- [Aim]:
Below are entries; tally how many lines hold the string "title" and answer with only that figure.

+++

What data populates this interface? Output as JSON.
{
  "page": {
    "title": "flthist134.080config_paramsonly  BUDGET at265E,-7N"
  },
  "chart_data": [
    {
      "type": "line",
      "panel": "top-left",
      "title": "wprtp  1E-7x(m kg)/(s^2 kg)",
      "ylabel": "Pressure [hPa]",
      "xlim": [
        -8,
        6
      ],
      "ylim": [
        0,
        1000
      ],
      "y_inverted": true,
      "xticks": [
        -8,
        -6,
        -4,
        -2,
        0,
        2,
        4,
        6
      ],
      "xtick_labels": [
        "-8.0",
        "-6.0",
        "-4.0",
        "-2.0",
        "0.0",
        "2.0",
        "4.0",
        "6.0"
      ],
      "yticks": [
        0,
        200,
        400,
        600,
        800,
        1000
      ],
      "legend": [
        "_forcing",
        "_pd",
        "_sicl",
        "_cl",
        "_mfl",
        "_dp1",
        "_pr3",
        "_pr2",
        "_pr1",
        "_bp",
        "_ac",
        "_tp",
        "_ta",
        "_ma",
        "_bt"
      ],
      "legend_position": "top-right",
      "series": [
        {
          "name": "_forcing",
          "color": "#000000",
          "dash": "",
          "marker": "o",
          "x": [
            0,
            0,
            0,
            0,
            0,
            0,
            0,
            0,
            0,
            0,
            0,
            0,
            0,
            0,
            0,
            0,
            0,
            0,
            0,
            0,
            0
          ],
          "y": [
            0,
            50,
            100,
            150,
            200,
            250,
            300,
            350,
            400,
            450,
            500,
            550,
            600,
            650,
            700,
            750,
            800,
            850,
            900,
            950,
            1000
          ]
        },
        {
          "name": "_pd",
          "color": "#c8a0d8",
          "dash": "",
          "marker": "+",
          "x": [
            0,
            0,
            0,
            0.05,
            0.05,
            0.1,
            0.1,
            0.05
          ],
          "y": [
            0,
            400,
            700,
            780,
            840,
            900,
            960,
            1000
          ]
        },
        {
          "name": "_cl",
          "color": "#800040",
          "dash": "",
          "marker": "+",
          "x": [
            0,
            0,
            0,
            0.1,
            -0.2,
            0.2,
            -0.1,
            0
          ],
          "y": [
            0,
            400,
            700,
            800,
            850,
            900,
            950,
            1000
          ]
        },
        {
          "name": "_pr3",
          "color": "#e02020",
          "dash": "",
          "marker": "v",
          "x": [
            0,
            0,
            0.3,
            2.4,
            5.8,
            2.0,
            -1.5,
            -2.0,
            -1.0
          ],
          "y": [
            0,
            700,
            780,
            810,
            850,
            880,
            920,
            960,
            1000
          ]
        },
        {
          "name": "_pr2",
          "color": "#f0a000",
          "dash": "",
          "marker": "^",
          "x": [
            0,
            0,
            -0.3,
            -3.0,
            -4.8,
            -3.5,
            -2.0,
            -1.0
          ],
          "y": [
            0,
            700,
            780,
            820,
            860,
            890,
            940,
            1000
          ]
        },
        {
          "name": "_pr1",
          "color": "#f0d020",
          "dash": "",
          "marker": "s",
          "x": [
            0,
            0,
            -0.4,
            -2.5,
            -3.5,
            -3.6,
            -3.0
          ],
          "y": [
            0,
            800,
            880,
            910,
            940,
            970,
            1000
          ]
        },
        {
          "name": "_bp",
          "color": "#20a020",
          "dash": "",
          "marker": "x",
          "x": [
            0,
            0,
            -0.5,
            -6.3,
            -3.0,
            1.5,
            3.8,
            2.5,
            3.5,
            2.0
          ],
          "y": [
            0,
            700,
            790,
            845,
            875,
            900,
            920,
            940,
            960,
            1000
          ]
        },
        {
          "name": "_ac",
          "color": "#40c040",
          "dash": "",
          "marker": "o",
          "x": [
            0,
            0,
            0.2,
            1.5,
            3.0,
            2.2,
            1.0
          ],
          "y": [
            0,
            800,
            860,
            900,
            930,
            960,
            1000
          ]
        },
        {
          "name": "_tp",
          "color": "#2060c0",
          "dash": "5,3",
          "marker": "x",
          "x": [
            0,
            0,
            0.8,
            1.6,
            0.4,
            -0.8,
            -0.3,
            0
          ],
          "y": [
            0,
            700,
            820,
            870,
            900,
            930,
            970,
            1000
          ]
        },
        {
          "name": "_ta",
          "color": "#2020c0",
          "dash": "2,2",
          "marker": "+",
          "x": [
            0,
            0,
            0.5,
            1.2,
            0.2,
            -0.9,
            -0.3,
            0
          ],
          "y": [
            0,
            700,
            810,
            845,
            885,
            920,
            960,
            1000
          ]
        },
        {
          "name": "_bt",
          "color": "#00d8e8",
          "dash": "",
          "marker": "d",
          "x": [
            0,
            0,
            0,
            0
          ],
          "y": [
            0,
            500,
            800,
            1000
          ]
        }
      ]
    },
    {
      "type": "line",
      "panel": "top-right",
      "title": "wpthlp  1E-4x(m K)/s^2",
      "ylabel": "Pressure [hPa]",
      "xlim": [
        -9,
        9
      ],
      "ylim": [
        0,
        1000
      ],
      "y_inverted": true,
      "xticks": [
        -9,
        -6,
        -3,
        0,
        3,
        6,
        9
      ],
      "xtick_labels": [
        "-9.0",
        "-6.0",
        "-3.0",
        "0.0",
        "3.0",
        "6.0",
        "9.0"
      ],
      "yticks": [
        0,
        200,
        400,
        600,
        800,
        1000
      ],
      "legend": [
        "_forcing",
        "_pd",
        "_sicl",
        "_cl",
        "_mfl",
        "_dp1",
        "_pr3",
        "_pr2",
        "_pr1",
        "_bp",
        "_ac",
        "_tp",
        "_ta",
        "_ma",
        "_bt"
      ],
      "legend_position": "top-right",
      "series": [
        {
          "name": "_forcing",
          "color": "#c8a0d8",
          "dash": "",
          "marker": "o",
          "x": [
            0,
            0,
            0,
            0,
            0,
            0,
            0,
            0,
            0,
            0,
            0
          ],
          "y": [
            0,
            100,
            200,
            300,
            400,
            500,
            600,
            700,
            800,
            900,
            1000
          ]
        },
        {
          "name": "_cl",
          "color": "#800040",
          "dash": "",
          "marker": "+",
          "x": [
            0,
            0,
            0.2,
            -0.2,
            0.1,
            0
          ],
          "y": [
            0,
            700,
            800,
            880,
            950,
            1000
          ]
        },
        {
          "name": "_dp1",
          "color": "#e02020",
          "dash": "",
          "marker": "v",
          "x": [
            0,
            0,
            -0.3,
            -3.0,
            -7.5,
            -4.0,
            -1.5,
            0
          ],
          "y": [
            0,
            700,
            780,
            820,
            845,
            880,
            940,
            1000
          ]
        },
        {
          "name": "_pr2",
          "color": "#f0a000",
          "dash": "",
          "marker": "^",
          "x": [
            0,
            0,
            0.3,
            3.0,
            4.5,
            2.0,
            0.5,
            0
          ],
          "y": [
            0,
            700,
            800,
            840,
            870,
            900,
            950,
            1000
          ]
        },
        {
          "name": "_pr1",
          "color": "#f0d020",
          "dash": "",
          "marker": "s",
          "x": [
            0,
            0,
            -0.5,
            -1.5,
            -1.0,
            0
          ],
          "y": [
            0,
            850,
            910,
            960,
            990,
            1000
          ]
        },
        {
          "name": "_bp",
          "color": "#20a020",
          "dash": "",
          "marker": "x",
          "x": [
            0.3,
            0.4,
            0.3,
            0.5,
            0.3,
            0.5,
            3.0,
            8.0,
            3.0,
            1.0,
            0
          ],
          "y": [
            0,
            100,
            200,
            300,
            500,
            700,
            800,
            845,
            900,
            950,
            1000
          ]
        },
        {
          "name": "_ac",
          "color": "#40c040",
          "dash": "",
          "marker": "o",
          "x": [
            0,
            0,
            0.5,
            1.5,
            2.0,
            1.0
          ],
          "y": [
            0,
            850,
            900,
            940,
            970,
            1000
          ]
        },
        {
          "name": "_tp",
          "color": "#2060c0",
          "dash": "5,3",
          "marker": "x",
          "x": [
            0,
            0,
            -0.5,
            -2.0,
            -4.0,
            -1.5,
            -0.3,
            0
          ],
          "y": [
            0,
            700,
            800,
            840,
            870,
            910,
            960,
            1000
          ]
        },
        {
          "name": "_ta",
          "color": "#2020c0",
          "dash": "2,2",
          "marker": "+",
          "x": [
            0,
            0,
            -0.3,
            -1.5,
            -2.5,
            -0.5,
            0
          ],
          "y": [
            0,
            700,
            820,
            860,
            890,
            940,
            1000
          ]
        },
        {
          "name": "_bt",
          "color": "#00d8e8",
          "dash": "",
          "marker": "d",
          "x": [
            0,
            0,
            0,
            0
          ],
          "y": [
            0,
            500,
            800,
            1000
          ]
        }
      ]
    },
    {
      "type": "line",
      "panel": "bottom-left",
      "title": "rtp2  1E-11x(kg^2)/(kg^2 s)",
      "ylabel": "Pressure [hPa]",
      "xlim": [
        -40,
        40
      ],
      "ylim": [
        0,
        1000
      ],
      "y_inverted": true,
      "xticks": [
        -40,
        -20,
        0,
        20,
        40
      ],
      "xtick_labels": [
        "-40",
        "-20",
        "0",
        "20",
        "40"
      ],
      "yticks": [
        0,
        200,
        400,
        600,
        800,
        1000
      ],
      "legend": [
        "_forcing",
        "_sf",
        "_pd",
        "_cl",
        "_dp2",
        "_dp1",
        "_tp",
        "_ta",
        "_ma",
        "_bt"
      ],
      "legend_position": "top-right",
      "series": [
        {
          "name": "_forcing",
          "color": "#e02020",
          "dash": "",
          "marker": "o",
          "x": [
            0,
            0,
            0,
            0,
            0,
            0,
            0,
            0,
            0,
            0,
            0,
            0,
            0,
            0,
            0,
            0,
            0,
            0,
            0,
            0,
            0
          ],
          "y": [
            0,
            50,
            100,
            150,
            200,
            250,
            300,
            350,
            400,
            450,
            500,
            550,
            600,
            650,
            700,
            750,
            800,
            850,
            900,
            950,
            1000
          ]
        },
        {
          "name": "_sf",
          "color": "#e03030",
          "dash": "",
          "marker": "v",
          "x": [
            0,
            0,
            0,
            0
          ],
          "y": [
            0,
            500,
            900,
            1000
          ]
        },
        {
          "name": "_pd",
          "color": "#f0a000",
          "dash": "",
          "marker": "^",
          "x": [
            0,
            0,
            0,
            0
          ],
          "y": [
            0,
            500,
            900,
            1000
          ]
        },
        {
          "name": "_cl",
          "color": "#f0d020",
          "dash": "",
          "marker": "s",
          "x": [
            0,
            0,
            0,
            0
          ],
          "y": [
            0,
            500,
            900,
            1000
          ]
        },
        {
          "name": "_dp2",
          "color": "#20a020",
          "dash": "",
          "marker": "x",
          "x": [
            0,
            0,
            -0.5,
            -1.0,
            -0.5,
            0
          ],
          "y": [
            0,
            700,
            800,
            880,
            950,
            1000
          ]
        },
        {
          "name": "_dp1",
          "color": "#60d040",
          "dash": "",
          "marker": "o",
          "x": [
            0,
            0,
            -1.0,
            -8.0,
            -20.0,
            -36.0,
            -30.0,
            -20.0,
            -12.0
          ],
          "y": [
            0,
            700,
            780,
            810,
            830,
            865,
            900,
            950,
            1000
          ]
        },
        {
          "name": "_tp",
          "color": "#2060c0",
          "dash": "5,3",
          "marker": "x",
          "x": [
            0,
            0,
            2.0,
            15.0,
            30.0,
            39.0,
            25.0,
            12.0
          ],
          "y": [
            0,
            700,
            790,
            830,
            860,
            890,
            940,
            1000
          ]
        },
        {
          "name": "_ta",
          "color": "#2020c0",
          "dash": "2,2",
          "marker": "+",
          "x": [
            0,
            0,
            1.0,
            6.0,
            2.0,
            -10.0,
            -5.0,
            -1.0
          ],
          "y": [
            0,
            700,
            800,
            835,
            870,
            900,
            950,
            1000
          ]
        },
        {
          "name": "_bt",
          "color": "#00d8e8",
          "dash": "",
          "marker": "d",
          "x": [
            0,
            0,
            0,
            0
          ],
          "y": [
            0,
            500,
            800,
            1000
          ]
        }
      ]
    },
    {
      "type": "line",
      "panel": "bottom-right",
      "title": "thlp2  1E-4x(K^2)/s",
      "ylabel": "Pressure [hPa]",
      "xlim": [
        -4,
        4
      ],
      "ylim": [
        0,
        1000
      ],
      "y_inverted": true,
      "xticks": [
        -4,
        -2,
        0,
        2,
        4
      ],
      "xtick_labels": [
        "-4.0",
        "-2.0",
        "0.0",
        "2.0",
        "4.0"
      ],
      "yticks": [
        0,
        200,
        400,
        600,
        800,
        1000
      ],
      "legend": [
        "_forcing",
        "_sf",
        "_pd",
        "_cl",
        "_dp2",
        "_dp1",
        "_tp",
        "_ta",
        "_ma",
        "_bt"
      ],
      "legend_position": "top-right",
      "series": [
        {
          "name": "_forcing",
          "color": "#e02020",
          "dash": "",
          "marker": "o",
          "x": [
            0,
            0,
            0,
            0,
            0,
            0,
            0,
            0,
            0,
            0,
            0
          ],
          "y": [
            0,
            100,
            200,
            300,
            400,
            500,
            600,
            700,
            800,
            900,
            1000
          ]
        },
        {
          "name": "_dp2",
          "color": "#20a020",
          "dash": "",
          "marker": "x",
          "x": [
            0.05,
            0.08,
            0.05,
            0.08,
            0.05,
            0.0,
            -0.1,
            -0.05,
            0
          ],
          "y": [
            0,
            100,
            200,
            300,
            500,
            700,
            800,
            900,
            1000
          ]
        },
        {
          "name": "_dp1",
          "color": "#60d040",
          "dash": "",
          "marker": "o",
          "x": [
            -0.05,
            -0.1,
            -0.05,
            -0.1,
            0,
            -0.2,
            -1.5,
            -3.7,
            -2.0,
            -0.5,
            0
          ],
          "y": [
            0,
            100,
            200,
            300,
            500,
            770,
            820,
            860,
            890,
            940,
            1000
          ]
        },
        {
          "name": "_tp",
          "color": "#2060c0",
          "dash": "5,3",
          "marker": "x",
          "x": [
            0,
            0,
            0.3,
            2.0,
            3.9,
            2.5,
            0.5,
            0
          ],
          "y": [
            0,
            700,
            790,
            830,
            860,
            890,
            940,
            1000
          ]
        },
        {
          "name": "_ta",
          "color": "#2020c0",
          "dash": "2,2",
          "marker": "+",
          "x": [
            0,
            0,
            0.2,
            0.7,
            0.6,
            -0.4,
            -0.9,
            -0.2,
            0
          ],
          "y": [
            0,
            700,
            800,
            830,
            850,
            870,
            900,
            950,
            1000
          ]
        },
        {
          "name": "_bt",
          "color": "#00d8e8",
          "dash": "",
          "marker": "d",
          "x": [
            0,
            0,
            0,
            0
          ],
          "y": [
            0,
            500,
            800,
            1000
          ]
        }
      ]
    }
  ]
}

+++

- [Answer to the task]:
5